## YOUR OBJECTIVE
Quote all entries in full, exactly.
>> BEGIN EXTRACTED INFORMATION
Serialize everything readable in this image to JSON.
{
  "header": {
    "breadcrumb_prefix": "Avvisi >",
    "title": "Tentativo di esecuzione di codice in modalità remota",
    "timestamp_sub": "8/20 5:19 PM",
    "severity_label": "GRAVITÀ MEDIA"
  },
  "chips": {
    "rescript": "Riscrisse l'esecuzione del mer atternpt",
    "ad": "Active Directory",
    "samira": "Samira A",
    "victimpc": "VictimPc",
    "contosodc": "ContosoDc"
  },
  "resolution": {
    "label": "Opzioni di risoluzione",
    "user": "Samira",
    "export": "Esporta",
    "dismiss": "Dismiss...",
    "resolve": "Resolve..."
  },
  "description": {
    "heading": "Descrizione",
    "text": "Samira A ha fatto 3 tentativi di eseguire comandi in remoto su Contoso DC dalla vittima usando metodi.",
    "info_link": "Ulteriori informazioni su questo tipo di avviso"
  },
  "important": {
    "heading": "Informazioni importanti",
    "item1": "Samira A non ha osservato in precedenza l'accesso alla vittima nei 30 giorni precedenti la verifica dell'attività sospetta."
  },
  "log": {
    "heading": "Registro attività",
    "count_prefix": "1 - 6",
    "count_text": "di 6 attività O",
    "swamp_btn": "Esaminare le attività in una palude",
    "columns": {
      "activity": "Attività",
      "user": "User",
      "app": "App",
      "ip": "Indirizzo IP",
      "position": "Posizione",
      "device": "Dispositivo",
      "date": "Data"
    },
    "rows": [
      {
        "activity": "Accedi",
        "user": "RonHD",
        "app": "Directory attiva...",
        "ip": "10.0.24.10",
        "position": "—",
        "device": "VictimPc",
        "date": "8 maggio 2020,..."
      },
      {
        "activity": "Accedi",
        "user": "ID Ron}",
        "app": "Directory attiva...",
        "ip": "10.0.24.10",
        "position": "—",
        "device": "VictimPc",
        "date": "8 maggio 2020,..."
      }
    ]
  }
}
>> END EXTRACTED INFORMATION
## RIGHT ANSWER
Serialize everything readable in this image to JSON.
{
  "header": {
    "breadcrumb_prefix": "Avvisi >",
    "title": "Tentativo di esecuzione di codice in modalità remota",
    "timestamp_sub": "8/20 5:19 PM",
    "severity_label": "GRAVITÀ MEDIA"
  },
  "chips": {
    "rescript": "Riscrisse l'esecuzione del mer atternpt",
    "ad": "Active Directory",
    "samira": "Samira A",
    "victimpc": "VictimPc",
    "contosodc": "ContosoDc"
  },
  "resolution": {
    "label": "Opzioni di risoluzione",
    "user": "Samira",
    "export": "Esporta",
    "dismiss": "Dismiss...",
    "resolve": "Resolve..."
  },
  "description": {
    "heading": "Descrizione",
    "text": "Samira A ha fatto 3 tentativi di eseguire comandi in remoto su Contoso DC dalla vittima usando metodi.",
    "info_link": "Ulteriori informazioni su questo tipo di avviso"
  },
  "important": {
    "heading": "Informazioni importanti",
    "item1": "Samira A non ha osservato in precedenza l'accesso alla vittima nei 30 giorni precedenti la verifica dell'attività sospetta."
  },
  "log": {
    "heading": "Registro attività",
    "count_prefix": "1 - 6",
    "count_text": "di 6 attività O",
    "swamp_btn": "Esaminare le attività in una palude",
    "columns": {
      "activity": "Attività",
      "user": "User",
      "app": "App",
      "ip": "Indirizzo IP",
      "position": "Posizione",
      "device": "Dispositivo",
      "date": "Data"
    },
    "rows": [
      {
        "activity": "Accedi",
        "user": "RonHD",
        "app": "Directory attiva...",
        "ip": "10.0.24.10",
        "position": "—",
        "device": "VictimPc",
        "date": "8 maggio 2020,..."
      },
      {
        "activity": "Accedi",
        "user": "ID Ron}",
        "app": "Directory attiva...",
        "ip": "10.0.24.10",
        "position": "—",
        "device": "VictimPc",
        "date": "8 maggio 2020,..."
      }
    ]
  }
}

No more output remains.